> **EXERCISE INSTRUCTIONS**: Restate the data below word for word. Skip any images it contains.

> **EXERCISE MATERIALS**:
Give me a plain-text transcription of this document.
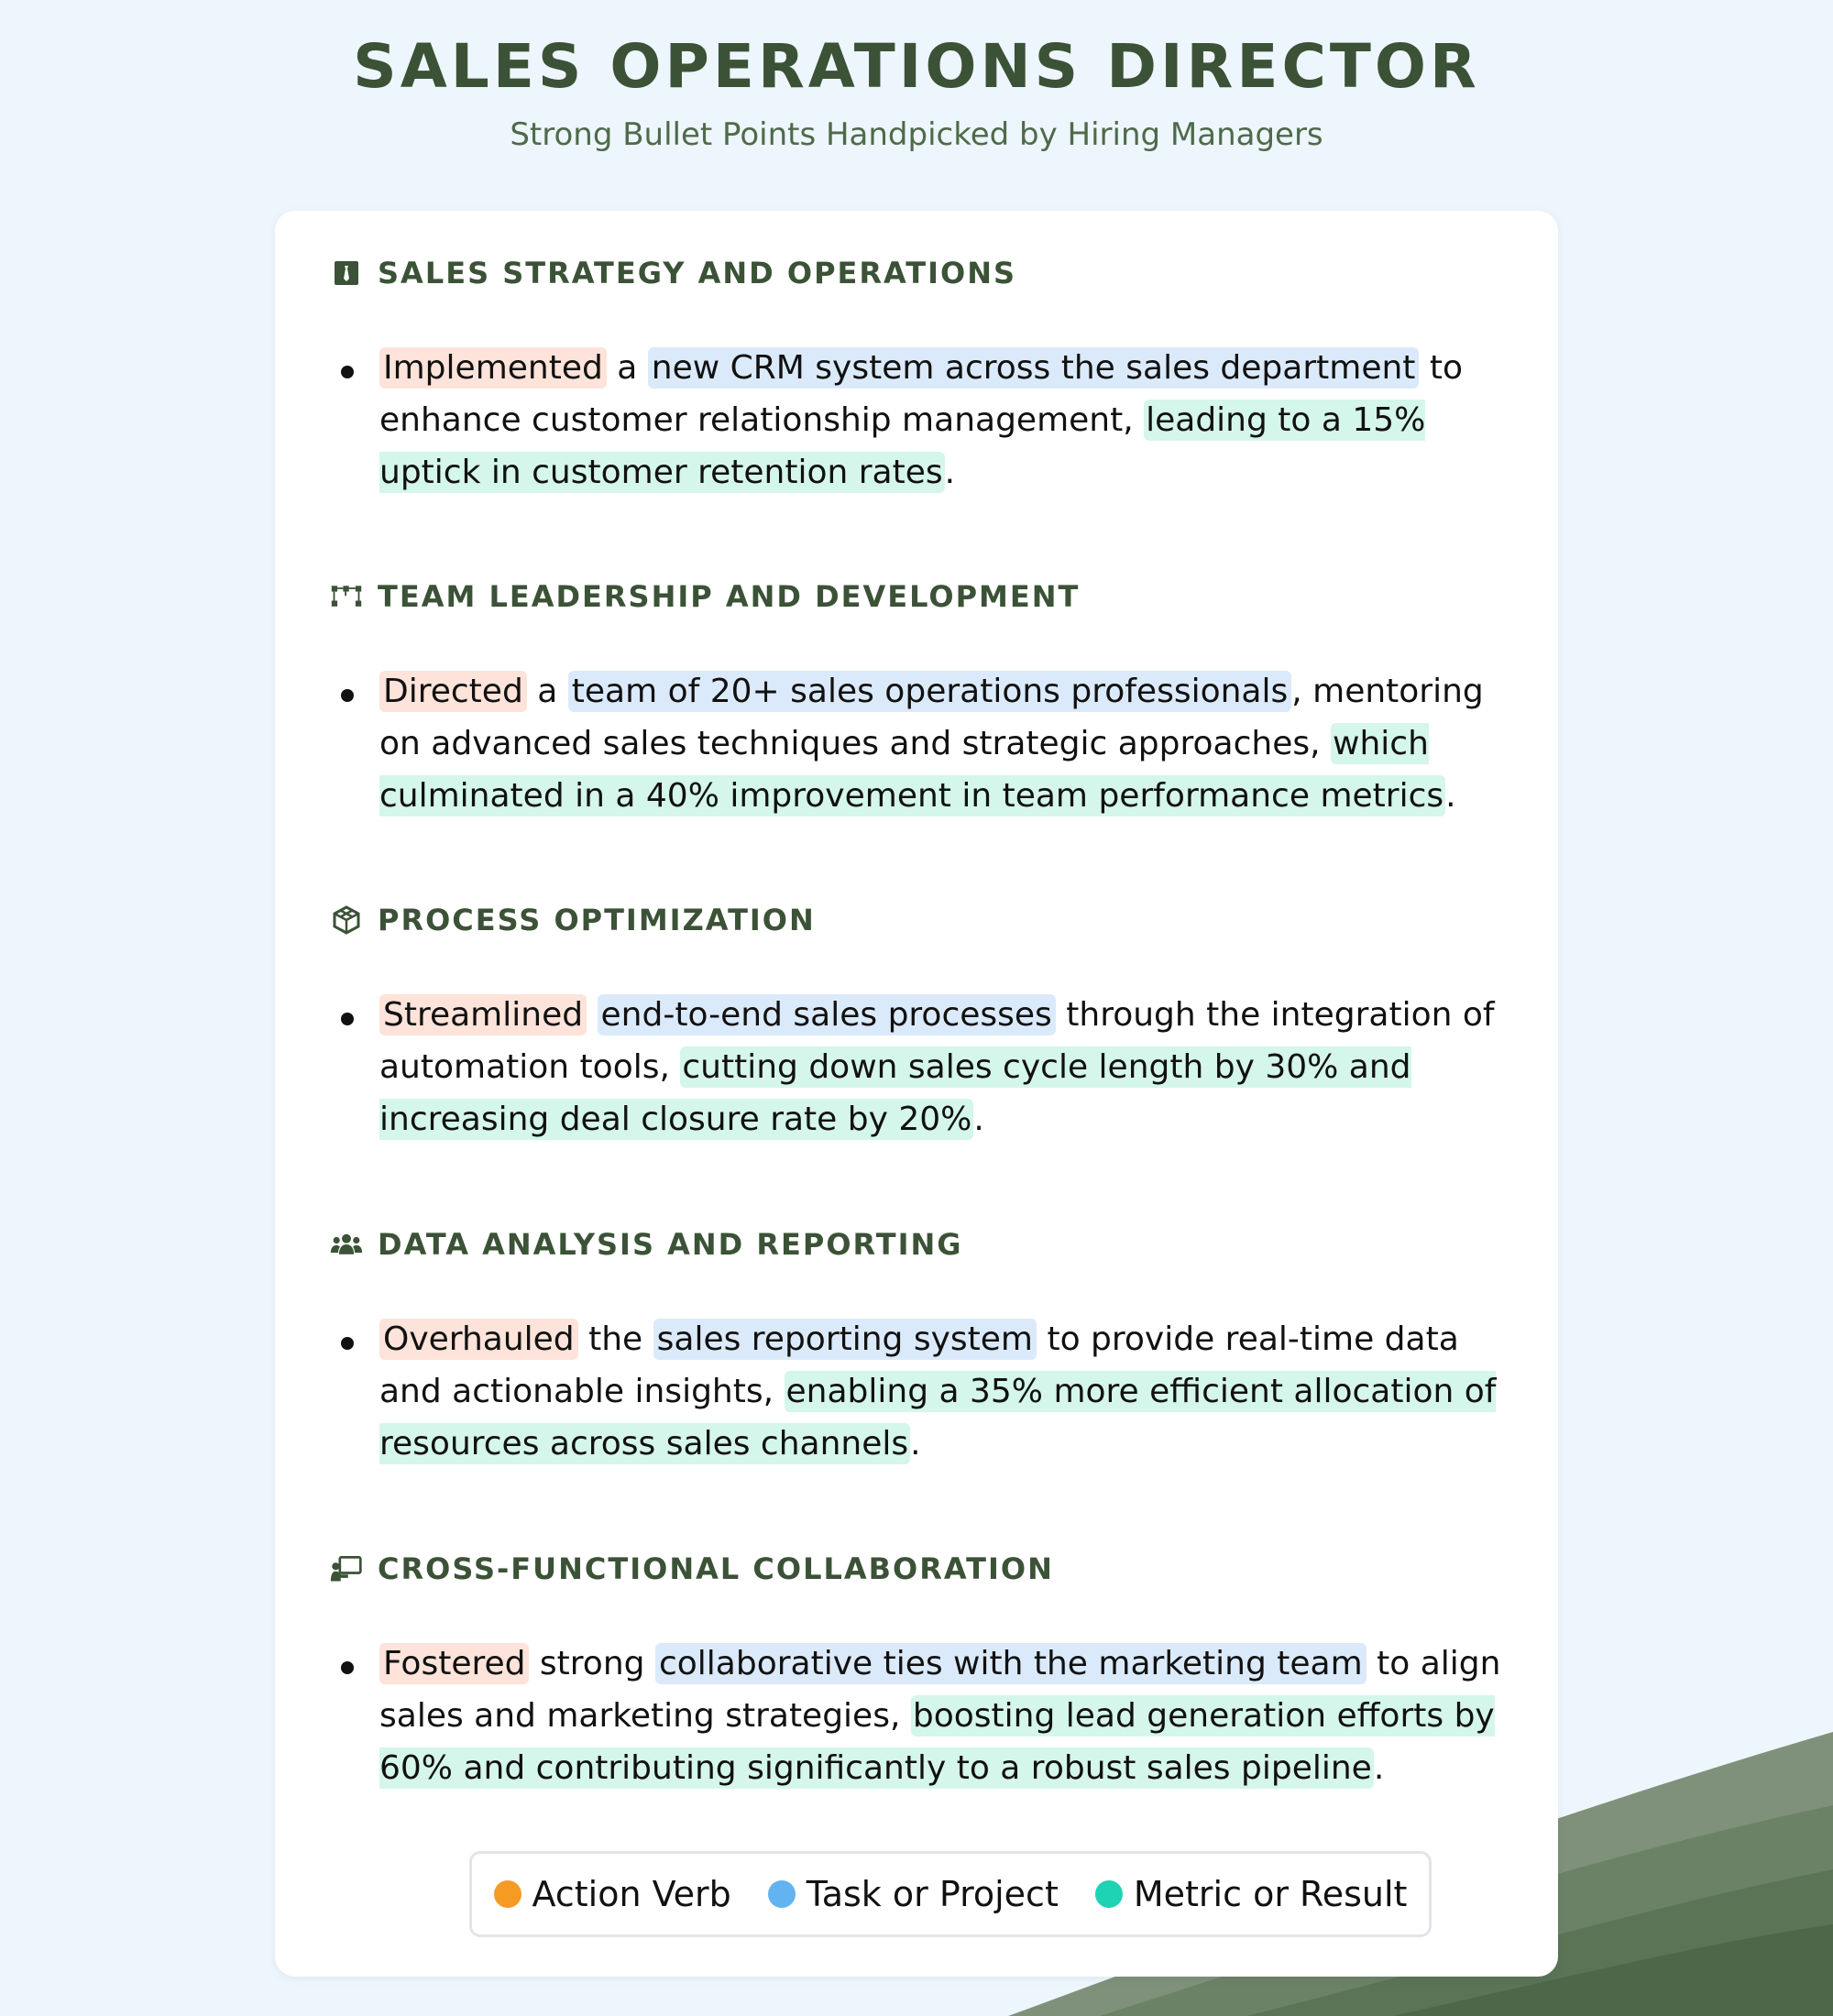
SALES OPERATIONS DIRECTOR
Strong Bullet Points Handpicked by Hiring Managers
SALES STRATEGY AND OPERATIONS
Implemented a new CRM system across the sales department to enhance customer relationship management, leading to a 15% uptick in customer retention rates.
TEAM LEADERSHIP AND DEVELOPMENT
Directed a team of 20+ sales operations professionals , mentoring on advanced sales techniques and strategic approaches, which culminated in a 40% improvement in team performance metrics.
PROCESS OPTIMIZATION
Streamlined end-to-end sales processes through the integration of automation tools, cutting down sales cycle length by 30% and increasing deal closure rate by 20%.
DATA ANALYSIS AND REPORTING
Overhauled the sales reporting system to provide real-time data and actionable insights, enabling a 35% more efficient allocation of resources across sales channels.
CROSS-FUNCTIONAL COLLABORATION
Fostered strong collaborative ties with the marketing team to align sales and marketing strategies, boosting lead generation efforts by 60% and contributing significantly to a robust sales pipeline.
Action Verb Task or Project Metric or Result
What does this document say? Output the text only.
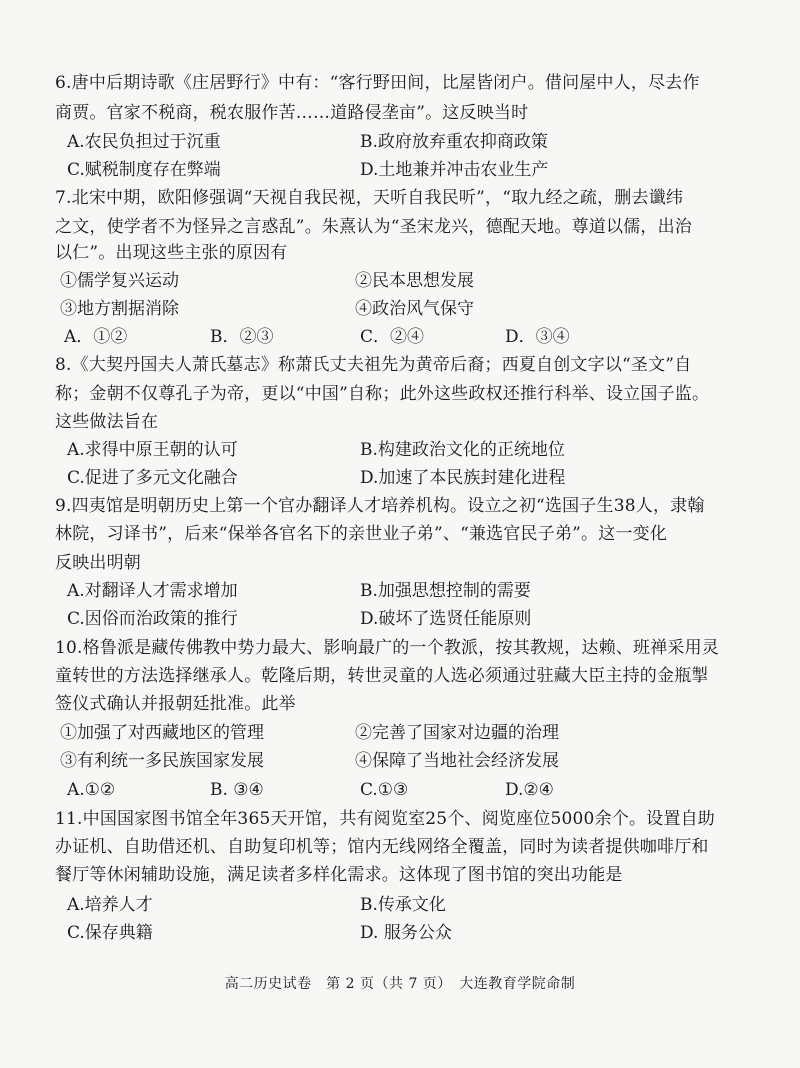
6.唐中后期诗歌《庄居野行》中有：“客行野田间，比屋皆闭户。借问屋中人，尽去作
商贾。官家不税商，税农服作苦……道路侵垄亩”。这反映当时
A.农民负担过于沉重	B.政府放弃重农抑商政策
C.赋税制度存在弊端	D.土地兼并冲击农业生产
7.北宋中期，欧阳修强调“天视自我民视，天听自我民听”，“取九经之疏，删去谶纬
之文，使学者不为怪异之言惑乱”。朱熹认为“圣宋龙兴，德配天地。尊道以儒，出治
以仁”。出现这些主张的原因有
①儒学复兴运动	②民本思想发展
③地方割据消除	④政治风气保守
A．①②	B．②③	C．②④	D．③④
8.《大契丹国夫人萧氏墓志》称萧氏丈夫祖先为黄帝后裔；西夏自创文字以“圣文”自
称；金朝不仅尊孔子为帝，更以“中国”自称；此外这些政权还推行科举、设立国子监。
这些做法旨在
A.求得中原王朝的认可	B.构建政治文化的正统地位
C.促进了多元文化融合	D.加速了本民族封建化进程
9.四夷馆是明朝历史上第一个官办翻译人才培养机构。设立之初“选国子生38人，隶翰
林院，习译书”，后来“保举各官名下的亲世业子弟”、“兼选官民子弟”。这一变化
反映出明朝
A.对翻译人才需求增加	B.加强思想控制的需要
C.因俗而治政策的推行	D.破坏了选贤任能原则
10.格鲁派是藏传佛教中势力最大、影响最广的一个教派，按其教规，达赖、班禅采用灵
童转世的方法选择继承人。乾隆后期，转世灵童的人选必须通过驻藏大臣主持的金瓶掣
签仪式确认并报朝廷批准。此举
①加强了对西藏地区的管理	②完善了国家对边疆的治理
③有利统一多民族国家发展	④保障了当地社会经济发展
A.①②	B. ③④	C.①③	D.②④
11.中国国家图书馆全年365天开馆，共有阅览室25个、阅览座位5000余个。设置自助
办证机、自助借还机、自助复印机等；馆内无线网络全覆盖，同时为读者提供咖啡厅和
餐厅等休闲辅助设施，满足读者多样化需求。这体现了图书馆的突出功能是
A.培养人才	B.传承文化
C.保存典籍	D. 服务公众
高二历史试卷　第 2 页（共 7 页）　大连教育学院命制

> **WRITTEN RESPONSE**:
Give me a plain-text transcription of this document.
SALES OPERATIONS DIRECTOR
Strong Bullet Points Handpicked by Hiring Managers
SALES STRATEGY AND OPERATIONS
Implemented a new CRM system across the sales department to enhance customer relationship management, leading to a 15% uptick in customer retention rates.
TEAM LEADERSHIP AND DEVELOPMENT
Directed a team of 20+ sales operations professionals , mentoring on advanced sales techniques and strategic approaches, which culminated in a 40% improvement in team performance metrics.
PROCESS OPTIMIZATION
Streamlined end-to-end sales processes through the integration of automation tools, cutting down sales cycle length by 30% and increasing deal closure rate by 20%.
DATA ANALYSIS AND REPORTING
Overhauled the sales reporting system to provide real-time data and actionable insights, enabling a 35% more efficient allocation of resources across sales channels.
CROSS-FUNCTIONAL COLLABORATION
Fostered strong collaborative ties with the marketing team to align sales and marketing strategies, boosting lead generation efforts by 60% and contributing significantly to a robust sales pipeline.
Action Verb Task or Project Metric or Result
What does this document say? Output the text only.
6.唐中后期诗歌《庄居野行》中有：“客行野田间，比屋皆闭户。借问屋中人，尽去作
商贾。官家不税商，税农服作苦……道路侵垄亩”。这反映当时
A.农民负担过于沉重	B.政府放弃重农抑商政策
C.赋税制度存在弊端	D.土地兼并冲击农业生产
7.北宋中期，欧阳修强调“天视自我民视，天听自我民听”，“取九经之疏，删去谶纬
之文，使学者不为怪异之言惑乱”。朱熹认为“圣宋龙兴，德配天地。尊道以儒，出治
以仁”。出现这些主张的原因有
①儒学复兴运动	②民本思想发展
③地方割据消除	④政治风气保守
A．①②	B．②③	C．②④	D．③④
8.《大契丹国夫人萧氏墓志》称萧氏丈夫祖先为黄帝后裔；西夏自创文字以“圣文”自
称；金朝不仅尊孔子为帝，更以“中国”自称；此外这些政权还推行科举、设立国子监。
这些做法旨在
A.求得中原王朝的认可	B.构建政治文化的正统地位
C.促进了多元文化融合	D.加速了本民族封建化进程
9.四夷馆是明朝历史上第一个官办翻译人才培养机构。设立之初“选国子生38人，隶翰
林院，习译书”，后来“保举各官名下的亲世业子弟”、“兼选官民子弟”。这一变化
反映出明朝
A.对翻译人才需求增加	B.加强思想控制的需要
C.因俗而治政策的推行	D.破坏了选贤任能原则
10.格鲁派是藏传佛教中势力最大、影响最广的一个教派，按其教规，达赖、班禅采用灵
童转世的方法选择继承人。乾隆后期，转世灵童的人选必须通过驻藏大臣主持的金瓶掣
签仪式确认并报朝廷批准。此举
①加强了对西藏地区的管理	②完善了国家对边疆的治理
③有利统一多民族国家发展	④保障了当地社会经济发展
A.①②	B. ③④	C.①③	D.②④
11.中国国家图书馆全年365天开馆，共有阅览室25个、阅览座位5000余个。设置自助
办证机、自助借还机、自助复印机等；馆内无线网络全覆盖，同时为读者提供咖啡厅和
餐厅等休闲辅助设施，满足读者多样化需求。这体现了图书馆的突出功能是
A.培养人才	B.传承文化
C.保存典籍	D. 服务公众
高二历史试卷　第 2 页（共 7 页）　大连教育学院命制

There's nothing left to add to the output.